WORK TO DO → Across the entries below, how many lines contain the string "suis"? Give only the count.
------ MATERIALS PROVIDED ------
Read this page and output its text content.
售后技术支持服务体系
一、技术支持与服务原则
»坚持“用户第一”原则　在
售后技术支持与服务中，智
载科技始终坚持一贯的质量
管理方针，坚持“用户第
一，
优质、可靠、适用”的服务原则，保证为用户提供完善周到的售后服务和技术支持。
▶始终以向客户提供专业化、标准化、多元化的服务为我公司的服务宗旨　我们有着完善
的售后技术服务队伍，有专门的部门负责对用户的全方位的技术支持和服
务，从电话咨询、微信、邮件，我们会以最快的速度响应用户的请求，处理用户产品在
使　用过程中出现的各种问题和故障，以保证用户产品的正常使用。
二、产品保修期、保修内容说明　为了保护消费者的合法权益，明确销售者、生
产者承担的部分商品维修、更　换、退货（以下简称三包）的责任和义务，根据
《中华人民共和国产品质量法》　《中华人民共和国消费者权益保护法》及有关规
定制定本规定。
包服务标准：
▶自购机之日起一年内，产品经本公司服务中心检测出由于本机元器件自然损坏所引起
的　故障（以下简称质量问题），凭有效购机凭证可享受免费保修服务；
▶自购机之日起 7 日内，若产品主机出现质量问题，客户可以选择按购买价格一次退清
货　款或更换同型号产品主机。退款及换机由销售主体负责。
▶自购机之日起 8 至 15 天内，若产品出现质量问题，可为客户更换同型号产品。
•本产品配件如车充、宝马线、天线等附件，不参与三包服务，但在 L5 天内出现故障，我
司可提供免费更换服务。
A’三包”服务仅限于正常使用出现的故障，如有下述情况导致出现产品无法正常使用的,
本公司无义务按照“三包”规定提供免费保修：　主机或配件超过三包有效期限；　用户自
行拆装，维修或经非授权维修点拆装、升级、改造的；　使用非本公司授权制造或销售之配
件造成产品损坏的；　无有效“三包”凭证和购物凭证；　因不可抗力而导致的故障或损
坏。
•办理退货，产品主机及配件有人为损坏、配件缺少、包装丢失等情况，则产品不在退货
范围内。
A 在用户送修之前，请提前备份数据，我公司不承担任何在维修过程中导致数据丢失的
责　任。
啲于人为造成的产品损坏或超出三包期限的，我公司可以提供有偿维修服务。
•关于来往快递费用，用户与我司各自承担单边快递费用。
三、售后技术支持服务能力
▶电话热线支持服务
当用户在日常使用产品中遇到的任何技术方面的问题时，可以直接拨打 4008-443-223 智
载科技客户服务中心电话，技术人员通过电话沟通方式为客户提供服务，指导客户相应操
------
------ MATERIALS PROVIDED ------
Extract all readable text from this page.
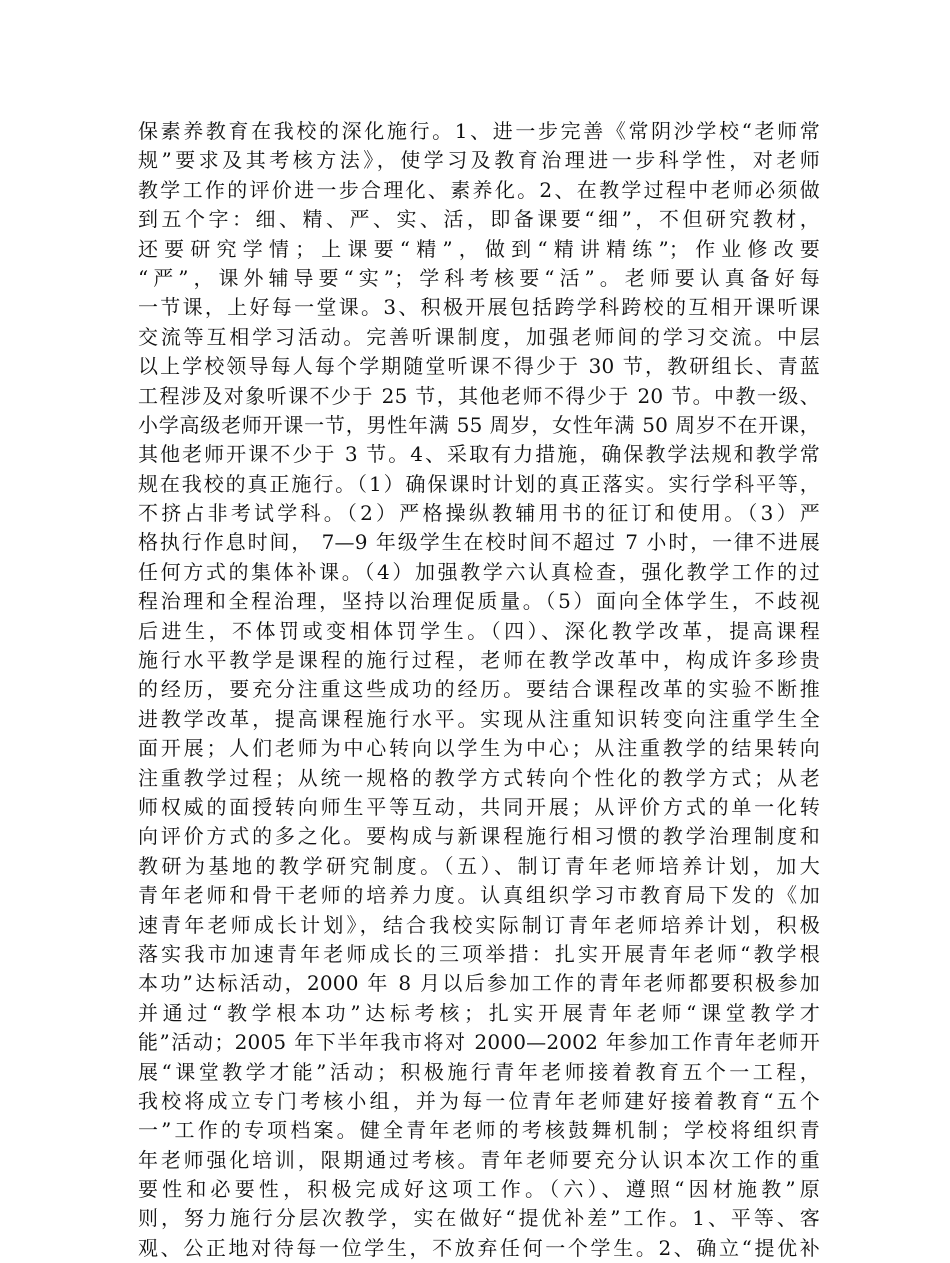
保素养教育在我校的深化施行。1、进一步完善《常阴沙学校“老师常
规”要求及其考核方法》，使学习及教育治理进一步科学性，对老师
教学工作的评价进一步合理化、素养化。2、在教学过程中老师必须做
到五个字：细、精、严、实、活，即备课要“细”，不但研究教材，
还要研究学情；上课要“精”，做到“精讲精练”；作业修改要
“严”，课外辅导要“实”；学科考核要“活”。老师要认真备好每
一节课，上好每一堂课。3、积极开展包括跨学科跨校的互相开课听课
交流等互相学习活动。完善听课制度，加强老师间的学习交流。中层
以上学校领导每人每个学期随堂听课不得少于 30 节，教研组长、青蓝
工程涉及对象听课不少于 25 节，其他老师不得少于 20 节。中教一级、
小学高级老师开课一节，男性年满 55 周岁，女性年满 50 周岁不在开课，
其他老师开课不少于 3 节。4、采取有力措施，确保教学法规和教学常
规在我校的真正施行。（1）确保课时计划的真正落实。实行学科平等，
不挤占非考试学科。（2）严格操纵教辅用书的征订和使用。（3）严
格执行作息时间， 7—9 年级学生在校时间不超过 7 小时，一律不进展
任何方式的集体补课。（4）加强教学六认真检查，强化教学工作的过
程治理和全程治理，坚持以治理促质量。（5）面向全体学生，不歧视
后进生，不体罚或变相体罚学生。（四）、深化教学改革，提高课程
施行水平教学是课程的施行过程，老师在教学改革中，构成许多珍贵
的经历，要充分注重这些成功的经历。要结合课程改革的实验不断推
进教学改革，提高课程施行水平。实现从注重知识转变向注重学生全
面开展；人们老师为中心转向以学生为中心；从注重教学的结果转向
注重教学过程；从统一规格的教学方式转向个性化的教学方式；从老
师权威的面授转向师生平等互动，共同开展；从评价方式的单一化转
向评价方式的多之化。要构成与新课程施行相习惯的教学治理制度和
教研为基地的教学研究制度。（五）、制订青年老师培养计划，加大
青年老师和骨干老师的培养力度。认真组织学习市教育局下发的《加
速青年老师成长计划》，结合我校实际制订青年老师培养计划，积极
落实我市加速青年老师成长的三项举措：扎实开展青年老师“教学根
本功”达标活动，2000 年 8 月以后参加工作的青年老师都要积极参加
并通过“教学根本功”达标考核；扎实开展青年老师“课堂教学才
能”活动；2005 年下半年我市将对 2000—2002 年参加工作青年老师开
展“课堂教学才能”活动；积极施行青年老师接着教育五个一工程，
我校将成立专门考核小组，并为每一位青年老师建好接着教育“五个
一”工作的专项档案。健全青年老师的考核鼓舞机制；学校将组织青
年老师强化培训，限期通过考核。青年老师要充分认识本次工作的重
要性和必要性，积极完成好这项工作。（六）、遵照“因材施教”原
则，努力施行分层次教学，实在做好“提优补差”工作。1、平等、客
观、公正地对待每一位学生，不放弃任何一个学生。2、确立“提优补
------
------ MATERIALS PROVIDED ------
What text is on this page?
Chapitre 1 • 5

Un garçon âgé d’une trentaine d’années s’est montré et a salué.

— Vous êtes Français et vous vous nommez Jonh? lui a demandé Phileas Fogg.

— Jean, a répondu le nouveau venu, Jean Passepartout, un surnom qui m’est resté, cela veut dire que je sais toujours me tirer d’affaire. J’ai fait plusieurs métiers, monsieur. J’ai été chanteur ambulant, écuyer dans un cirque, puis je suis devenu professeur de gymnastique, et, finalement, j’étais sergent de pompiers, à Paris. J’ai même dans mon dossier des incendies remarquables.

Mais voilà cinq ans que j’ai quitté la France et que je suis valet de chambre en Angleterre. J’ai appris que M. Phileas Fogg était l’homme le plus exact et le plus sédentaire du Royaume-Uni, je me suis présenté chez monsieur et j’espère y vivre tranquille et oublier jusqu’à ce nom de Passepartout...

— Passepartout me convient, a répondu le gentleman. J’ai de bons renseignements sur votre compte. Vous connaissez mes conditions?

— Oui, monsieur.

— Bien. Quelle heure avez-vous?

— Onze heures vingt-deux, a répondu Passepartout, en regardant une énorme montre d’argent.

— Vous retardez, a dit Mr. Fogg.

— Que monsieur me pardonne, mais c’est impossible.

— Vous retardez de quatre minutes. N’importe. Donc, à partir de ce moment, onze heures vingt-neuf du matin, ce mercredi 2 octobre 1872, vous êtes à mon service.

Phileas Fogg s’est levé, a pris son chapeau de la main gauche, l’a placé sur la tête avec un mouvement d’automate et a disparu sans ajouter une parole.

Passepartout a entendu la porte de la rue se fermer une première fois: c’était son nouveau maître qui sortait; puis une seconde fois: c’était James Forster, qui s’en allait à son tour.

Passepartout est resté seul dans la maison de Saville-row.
------
FULL RESPONSE → 2